* [What you should do] Check each line of the records below and collect those that include the word "image".

* [Records to use]

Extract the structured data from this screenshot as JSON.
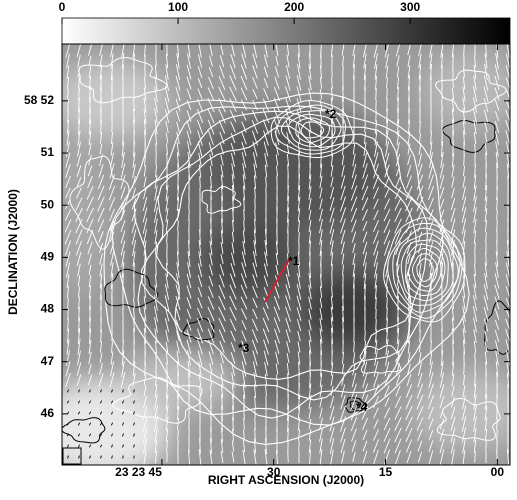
{
  "chart_data": {
    "type": "image",
    "xlabel": "RIGHT ASCENSION (J2000)",
    "ylabel": "DECLINATION (J2000)",
    "xlim": [
      58.4,
      -1.7
    ],
    "xticks": [
      {
        "value": 45,
        "label": "23 23 45"
      },
      30,
      15,
      {
        "value": 0,
        "label": "00"
      }
    ],
    "ylim": [
      45.02,
      53.09
    ],
    "yticks": [
      {
        "value": 52,
        "label": "58 52"
      },
      51,
      50,
      49,
      48,
      47,
      46
    ],
    "colorbar": {
      "lim": [
        0,
        386
      ],
      "ticks": [
        0,
        100,
        200,
        300
      ]
    },
    "annotations": [
      "*1",
      "*2",
      "*3",
      "*4"
    ]
  }
}
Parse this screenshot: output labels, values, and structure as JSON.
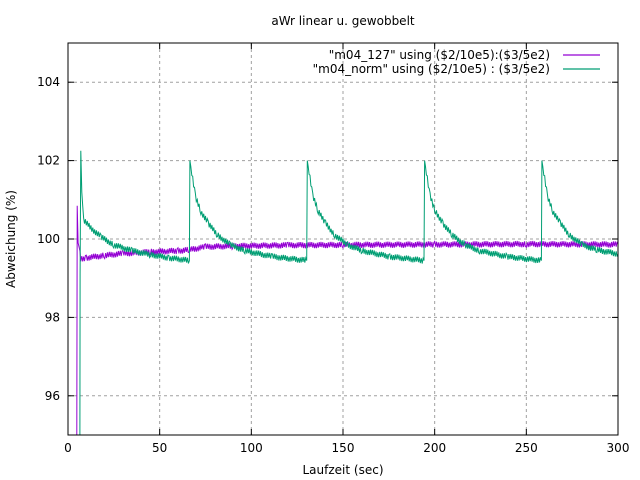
{
  "chart_data": {
    "type": "line",
    "title": "aWr linear u. gewobbelt",
    "xlabel": "Laufzeit (sec)",
    "ylabel": "Abweichung (%)",
    "xlim": [
      0,
      300
    ],
    "ylim": [
      95,
      105
    ],
    "xticks": [
      0,
      50,
      100,
      150,
      200,
      250,
      300
    ],
    "yticks": [
      96,
      98,
      100,
      102,
      104
    ],
    "grid": true,
    "legend_position": "top-right",
    "noise_amplitude": 0.08,
    "series": [
      {
        "name": "\"m04_127\" using ($2/10e5):($3/5e2)",
        "color": "#9400d3",
        "points": [
          [
            4.8,
            95
          ],
          [
            5,
            100.85
          ],
          [
            5.5,
            99.9
          ],
          [
            6.5,
            99.7
          ],
          [
            7,
            99.5
          ],
          [
            10,
            99.52
          ],
          [
            20,
            99.58
          ],
          [
            30,
            99.63
          ],
          [
            45,
            99.67
          ],
          [
            60,
            99.7
          ],
          [
            66,
            99.72
          ],
          [
            75,
            99.8
          ],
          [
            90,
            99.82
          ],
          [
            120,
            99.84
          ],
          [
            150,
            99.85
          ],
          [
            200,
            99.86
          ],
          [
            250,
            99.87
          ],
          [
            300,
            99.86
          ]
        ]
      },
      {
        "name": "\"m04_norm\" using ($2/10e5) : ($3/5e2)",
        "color": "#009e73",
        "points": [
          [
            6.5,
            95
          ],
          [
            6.6,
            99.1
          ],
          [
            7,
            102.25
          ],
          [
            7.5,
            101.2
          ],
          [
            8.5,
            100.5
          ],
          [
            12,
            100.3
          ],
          [
            18,
            100.05
          ],
          [
            25,
            99.85
          ],
          [
            35,
            99.7
          ],
          [
            45,
            99.6
          ],
          [
            55,
            99.52
          ],
          [
            66.2,
            99.45
          ],
          [
            66.5,
            102.0
          ],
          [
            67.5,
            101.7
          ],
          [
            69.5,
            101.1
          ],
          [
            72.5,
            100.7
          ],
          [
            76.5,
            100.4
          ],
          [
            81.5,
            100.1
          ],
          [
            88.5,
            99.85
          ],
          [
            96.5,
            99.7
          ],
          [
            111.5,
            99.55
          ],
          [
            130.2,
            99.45
          ],
          [
            130.5,
            102.0
          ],
          [
            131.5,
            101.7
          ],
          [
            133.5,
            101.1
          ],
          [
            136.5,
            100.7
          ],
          [
            140.5,
            100.4
          ],
          [
            145.5,
            100.1
          ],
          [
            152.5,
            99.85
          ],
          [
            160.5,
            99.7
          ],
          [
            175.5,
            99.55
          ],
          [
            194.2,
            99.45
          ],
          [
            194.5,
            102.0
          ],
          [
            195.5,
            101.7
          ],
          [
            197.5,
            101.1
          ],
          [
            200.5,
            100.7
          ],
          [
            204.5,
            100.4
          ],
          [
            209.5,
            100.1
          ],
          [
            216.5,
            99.85
          ],
          [
            224.5,
            99.7
          ],
          [
            239.5,
            99.55
          ],
          [
            258.2,
            99.45
          ],
          [
            258.5,
            102.0
          ],
          [
            259.5,
            101.7
          ],
          [
            261.5,
            101.1
          ],
          [
            264.5,
            100.7
          ],
          [
            268.5,
            100.4
          ],
          [
            273.5,
            100.1
          ],
          [
            280.5,
            99.85
          ],
          [
            288.5,
            99.72
          ],
          [
            300,
            99.62
          ]
        ]
      }
    ]
  }
}
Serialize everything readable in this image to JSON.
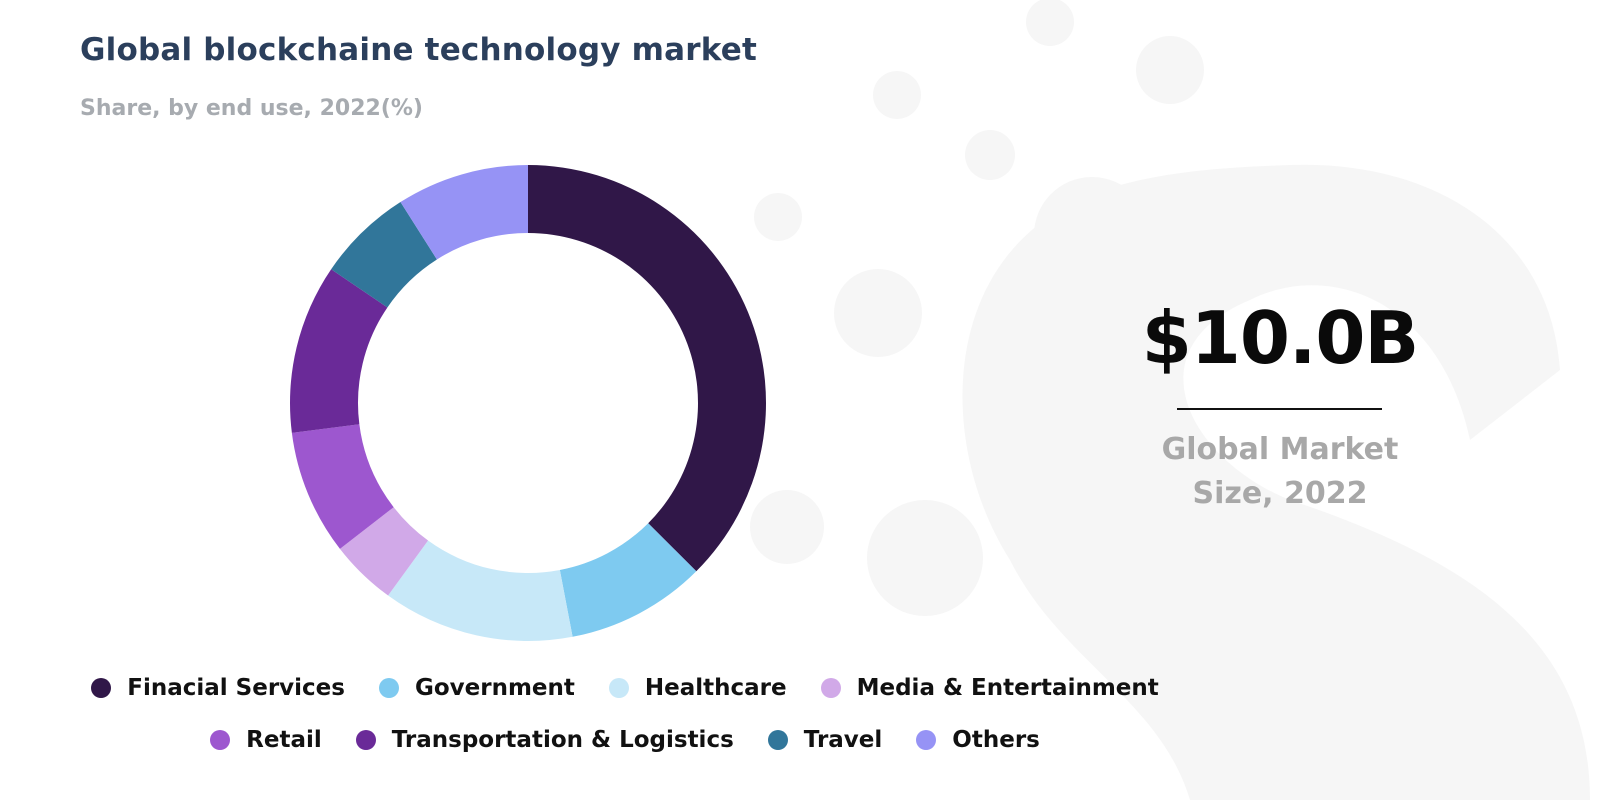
{
  "header": {
    "title": "Global blockchaine technology market",
    "subtitle": "Share, by end use, 2022(%)"
  },
  "kpi": {
    "value": "$10.0B",
    "label_line1": "Global Market",
    "label_line2": "Size, 2022"
  },
  "chart_data": {
    "type": "pie",
    "subtype": "donut",
    "title": "Global blockchaine technology market",
    "subtitle": "Share, by end use, 2022(%)",
    "categories": [
      "Finacial Services",
      "Government",
      "Healthcare",
      "Media & Entertainment",
      "Retail",
      "Transportation & Logistics",
      "Travel",
      "Others"
    ],
    "values": [
      37.5,
      9.5,
      13.0,
      4.5,
      8.5,
      11.5,
      6.5,
      9.0
    ],
    "colors": [
      "#301748",
      "#7ecaf0",
      "#c7e8f8",
      "#d1a9e8",
      "#9d57cf",
      "#6a2a98",
      "#31769a",
      "#9693f5"
    ],
    "legend_position": "bottom"
  }
}
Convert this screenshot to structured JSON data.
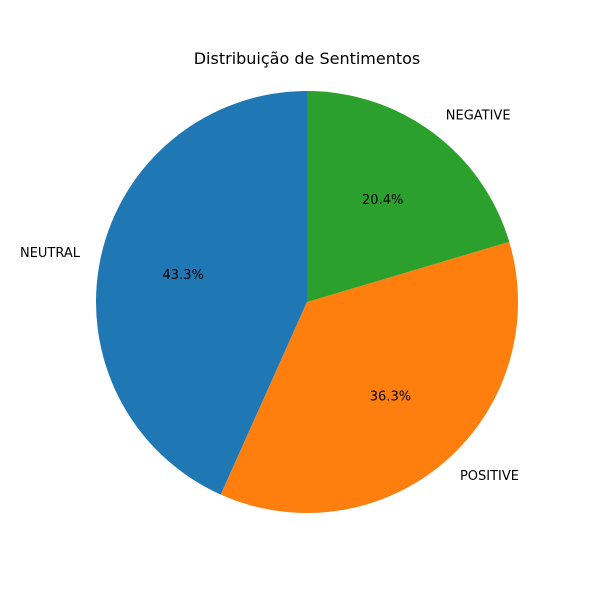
{
  "chart_data": {
    "type": "pie",
    "title": "Distribuição de Sentimentos",
    "slices": [
      {
        "label": "NEUTRAL",
        "value": 43.3,
        "pct_label": "43.3%",
        "color": "#1f77b4"
      },
      {
        "label": "POSITIVE",
        "value": 36.3,
        "pct_label": "36.3%",
        "color": "#ff7f0e"
      },
      {
        "label": "NEGATIVE",
        "value": 20.4,
        "pct_label": "20.4%",
        "color": "#2ca02c"
      }
    ],
    "start_angle_deg": 90,
    "direction": "counterclockwise"
  }
}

* [Solution to the exercise]
    "type": "image",
Serialize everything readable in this image to JSON.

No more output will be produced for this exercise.